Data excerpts
────────────────

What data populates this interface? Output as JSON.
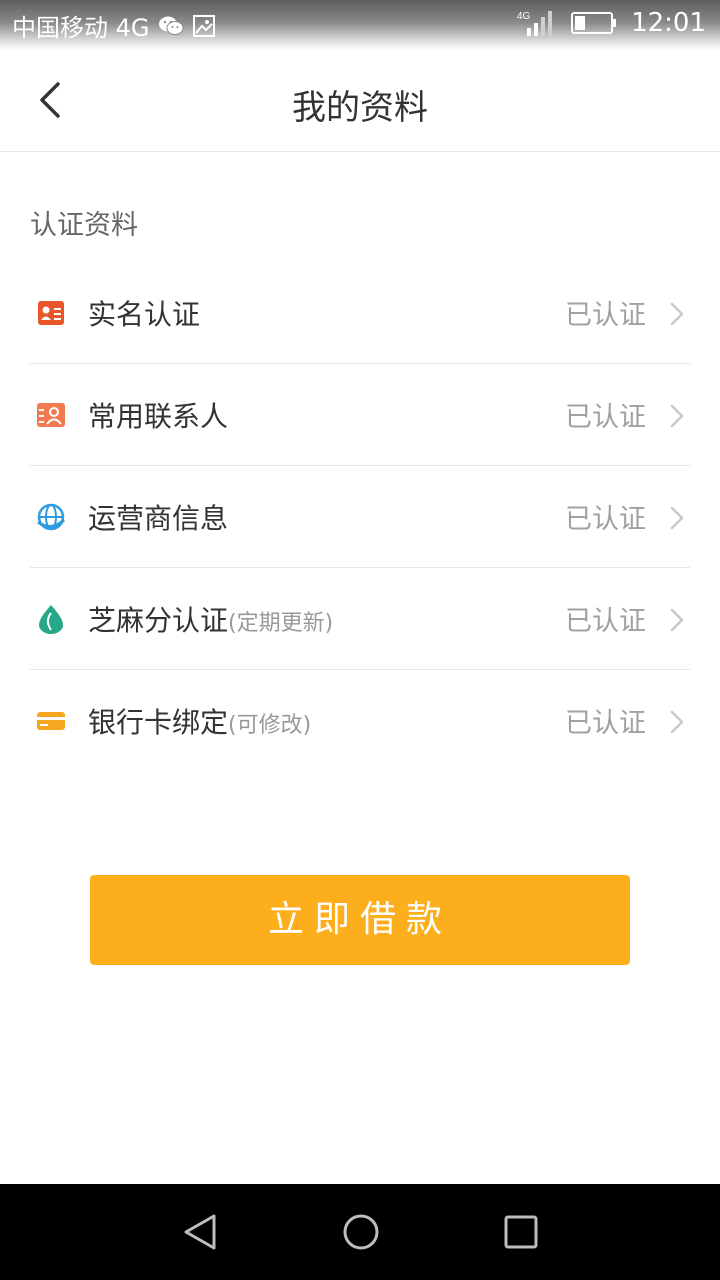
{
  "status_bar": {
    "carrier": "中国移动 4G",
    "net_label": "4G",
    "time": "12:01"
  },
  "header": {
    "title": "我的资料"
  },
  "section": {
    "title": "认证资料"
  },
  "items": [
    {
      "label": "实名认证",
      "note": "",
      "status": "已认证",
      "icon": "id-card-icon",
      "color": "#e8562a"
    },
    {
      "label": "常用联系人",
      "note": "",
      "status": "已认证",
      "icon": "contacts-icon",
      "color": "#f27a52"
    },
    {
      "label": "运营商信息",
      "note": "",
      "status": "已认证",
      "icon": "globe-icon",
      "color": "#2f9be0"
    },
    {
      "label": "芝麻分认证",
      "note": "(定期更新)",
      "status": "已认证",
      "icon": "sesame-icon",
      "color": "#27a88a"
    },
    {
      "label": "银行卡绑定",
      "note": "(可修改)",
      "status": "已认证",
      "icon": "bank-card-icon",
      "color": "#f6a623"
    }
  ],
  "action": {
    "loan_label": "立即借款"
  },
  "colors": {
    "accent": "#fcae1c"
  }
}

────────────────

Request
Display every line of the listing that contains the string "icon".

Written response
      "icon": "id-card-icon",
      "icon": "contacts-icon",
      "icon": "globe-icon",
      "icon": "sesame-icon",
      "icon": "bank-card-icon",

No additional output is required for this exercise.